» **Records for this exercise**
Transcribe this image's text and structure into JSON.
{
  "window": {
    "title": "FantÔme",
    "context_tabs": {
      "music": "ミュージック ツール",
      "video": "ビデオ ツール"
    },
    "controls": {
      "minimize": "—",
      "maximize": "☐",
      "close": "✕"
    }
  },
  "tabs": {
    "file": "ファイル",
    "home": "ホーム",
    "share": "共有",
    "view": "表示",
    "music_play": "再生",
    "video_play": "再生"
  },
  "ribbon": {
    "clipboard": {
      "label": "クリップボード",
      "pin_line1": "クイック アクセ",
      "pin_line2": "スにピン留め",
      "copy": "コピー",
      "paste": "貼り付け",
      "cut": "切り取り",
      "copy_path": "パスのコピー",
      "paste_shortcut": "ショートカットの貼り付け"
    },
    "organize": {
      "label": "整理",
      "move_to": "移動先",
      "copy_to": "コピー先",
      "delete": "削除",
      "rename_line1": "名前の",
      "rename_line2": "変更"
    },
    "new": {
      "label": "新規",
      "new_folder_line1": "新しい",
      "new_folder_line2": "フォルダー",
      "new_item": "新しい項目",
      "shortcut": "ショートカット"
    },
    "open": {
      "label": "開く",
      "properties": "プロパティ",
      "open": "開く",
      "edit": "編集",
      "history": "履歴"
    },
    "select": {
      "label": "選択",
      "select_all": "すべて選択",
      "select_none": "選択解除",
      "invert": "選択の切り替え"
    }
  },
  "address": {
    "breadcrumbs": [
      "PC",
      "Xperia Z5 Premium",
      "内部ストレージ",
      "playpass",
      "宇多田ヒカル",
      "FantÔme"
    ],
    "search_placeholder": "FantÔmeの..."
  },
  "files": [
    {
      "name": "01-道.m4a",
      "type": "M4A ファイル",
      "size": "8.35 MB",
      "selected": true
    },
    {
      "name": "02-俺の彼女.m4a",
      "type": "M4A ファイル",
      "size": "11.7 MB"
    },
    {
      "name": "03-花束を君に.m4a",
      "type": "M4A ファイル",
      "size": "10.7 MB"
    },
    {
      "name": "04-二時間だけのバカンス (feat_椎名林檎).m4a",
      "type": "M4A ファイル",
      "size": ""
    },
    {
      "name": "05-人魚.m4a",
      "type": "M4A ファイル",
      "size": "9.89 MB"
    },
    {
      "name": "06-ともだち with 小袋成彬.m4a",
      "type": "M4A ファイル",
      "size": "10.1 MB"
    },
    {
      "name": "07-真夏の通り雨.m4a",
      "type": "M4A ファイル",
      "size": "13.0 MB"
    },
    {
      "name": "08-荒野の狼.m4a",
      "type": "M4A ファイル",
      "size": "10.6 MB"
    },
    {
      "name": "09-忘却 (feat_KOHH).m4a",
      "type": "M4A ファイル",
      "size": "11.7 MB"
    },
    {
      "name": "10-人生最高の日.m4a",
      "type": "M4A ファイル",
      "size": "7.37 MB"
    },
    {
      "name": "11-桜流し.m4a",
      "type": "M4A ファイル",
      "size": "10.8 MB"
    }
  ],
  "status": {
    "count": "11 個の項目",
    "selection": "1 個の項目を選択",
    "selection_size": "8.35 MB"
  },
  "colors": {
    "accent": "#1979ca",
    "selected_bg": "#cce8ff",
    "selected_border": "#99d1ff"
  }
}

» **Task statement**
Retype the listing above in full, with no alterations.

» **Reply to the exercise**
Transcribe this image's text and structure into JSON.
{
  "window": {
    "title": "FantÔme",
    "context_tabs": {
      "music": "ミュージック ツール",
      "video": "ビデオ ツール"
    },
    "controls": {
      "minimize": "—",
      "maximize": "☐",
      "close": "✕"
    }
  },
  "tabs": {
    "file": "ファイル",
    "home": "ホーム",
    "share": "共有",
    "view": "表示",
    "music_play": "再生",
    "video_play": "再生"
  },
  "ribbon": {
    "clipboard": {
      "label": "クリップボード",
      "pin_line1": "クイック アクセ",
      "pin_line2": "スにピン留め",
      "copy": "コピー",
      "paste": "貼り付け",
      "cut": "切り取り",
      "copy_path": "パスのコピー",
      "paste_shortcut": "ショートカットの貼り付け"
    },
    "organize": {
      "label": "整理",
      "move_to": "移動先",
      "copy_to": "コピー先",
      "delete": "削除",
      "rename_line1": "名前の",
      "rename_line2": "変更"
    },
    "new": {
      "label": "新規",
      "new_folder_line1": "新しい",
      "new_folder_line2": "フォルダー",
      "new_item": "新しい項目",
      "shortcut": "ショートカット"
    },
    "open": {
      "label": "開く",
      "properties": "プロパティ",
      "open": "開く",
      "edit": "編集",
      "history": "履歴"
    },
    "select": {
      "label": "選択",
      "select_all": "すべて選択",
      "select_none": "選択解除",
      "invert": "選択の切り替え"
    }
  },
  "address": {
    "breadcrumbs": [
      "PC",
      "Xperia Z5 Premium",
      "内部ストレージ",
      "playpass",
      "宇多田ヒカル",
      "FantÔme"
    ],
    "search_placeholder": "FantÔmeの..."
  },
  "files": [
    {
      "name": "01-道.m4a",
      "type": "M4A ファイル",
      "size": "8.35 MB",
      "selected": true
    },
    {
      "name": "02-俺の彼女.m4a",
      "type": "M4A ファイル",
      "size": "11.7 MB"
    },
    {
      "name": "03-花束を君に.m4a",
      "type": "M4A ファイル",
      "size": "10.7 MB"
    },
    {
      "name": "04-二時間だけのバカンス (feat_椎名林檎).m4a",
      "type": "M4A ファイル",
      "size": ""
    },
    {
      "name": "05-人魚.m4a",
      "type": "M4A ファイル",
      "size": "9.89 MB"
    },
    {
      "name": "06-ともだち with 小袋成彬.m4a",
      "type": "M4A ファイル",
      "size": "10.1 MB"
    },
    {
      "name": "07-真夏の通り雨.m4a",
      "type": "M4A ファイル",
      "size": "13.0 MB"
    },
    {
      "name": "08-荒野の狼.m4a",
      "type": "M4A ファイル",
      "size": "10.6 MB"
    },
    {
      "name": "09-忘却 (feat_KOHH).m4a",
      "type": "M4A ファイル",
      "size": "11.7 MB"
    },
    {
      "name": "10-人生最高の日.m4a",
      "type": "M4A ファイル",
      "size": "7.37 MB"
    },
    {
      "name": "11-桜流し.m4a",
      "type": "M4A ファイル",
      "size": "10.8 MB"
    }
  ],
  "status": {
    "count": "11 個の項目",
    "selection": "1 個の項目を選択",
    "selection_size": "8.35 MB"
  },
  "colors": {
    "accent": "#1979ca",
    "selected_bg": "#cce8ff",
    "selected_border": "#99d1ff"
  }
}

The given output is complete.